Written problem: The listing beneath should be written out in full, exactly as shown.

Information supplied:
Start

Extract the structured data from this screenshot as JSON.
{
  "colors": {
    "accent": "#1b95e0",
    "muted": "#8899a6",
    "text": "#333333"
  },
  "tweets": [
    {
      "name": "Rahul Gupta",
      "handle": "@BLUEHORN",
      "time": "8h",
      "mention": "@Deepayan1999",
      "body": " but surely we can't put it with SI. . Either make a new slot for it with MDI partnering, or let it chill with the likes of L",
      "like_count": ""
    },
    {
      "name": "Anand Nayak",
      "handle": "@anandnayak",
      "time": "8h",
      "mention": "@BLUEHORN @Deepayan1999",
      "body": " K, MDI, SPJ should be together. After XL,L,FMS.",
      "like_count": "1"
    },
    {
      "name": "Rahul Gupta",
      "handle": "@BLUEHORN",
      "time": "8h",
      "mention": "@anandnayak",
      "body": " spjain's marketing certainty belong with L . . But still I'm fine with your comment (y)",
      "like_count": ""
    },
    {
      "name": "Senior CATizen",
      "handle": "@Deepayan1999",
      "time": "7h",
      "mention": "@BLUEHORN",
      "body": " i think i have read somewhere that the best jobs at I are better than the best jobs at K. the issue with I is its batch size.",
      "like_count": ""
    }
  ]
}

End

Answer to the problem:
Extract the structured data from this screenshot as JSON.
{
  "colors": {
    "accent": "#1b95e0",
    "muted": "#8899a6",
    "text": "#333333"
  },
  "tweets": [
    {
      "name": "Rahul Gupta",
      "handle": "@BLUEHORN",
      "time": "8h",
      "mention": "@Deepayan1999",
      "body": " but surely we can't put it with SI. . Either make a new slot for it with MDI partnering, or let it chill with the likes of L",
      "like_count": ""
    },
    {
      "name": "Anand Nayak",
      "handle": "@anandnayak",
      "time": "8h",
      "mention": "@BLUEHORN @Deepayan1999",
      "body": " K, MDI, SPJ should be together. After XL,L,FMS.",
      "like_count": "1"
    },
    {
      "name": "Rahul Gupta",
      "handle": "@BLUEHORN",
      "time": "8h",
      "mention": "@anandnayak",
      "body": " spjain's marketing certainty belong with L . . But still I'm fine with your comment (y)",
      "like_count": ""
    },
    {
      "name": "Senior CATizen",
      "handle": "@Deepayan1999",
      "time": "7h",
      "mention": "@BLUEHORN",
      "body": " i think i have read somewhere that the best jobs at I are better than the best jobs at K. the issue with I is its batch size.",
      "like_count": ""
    }
  ]
}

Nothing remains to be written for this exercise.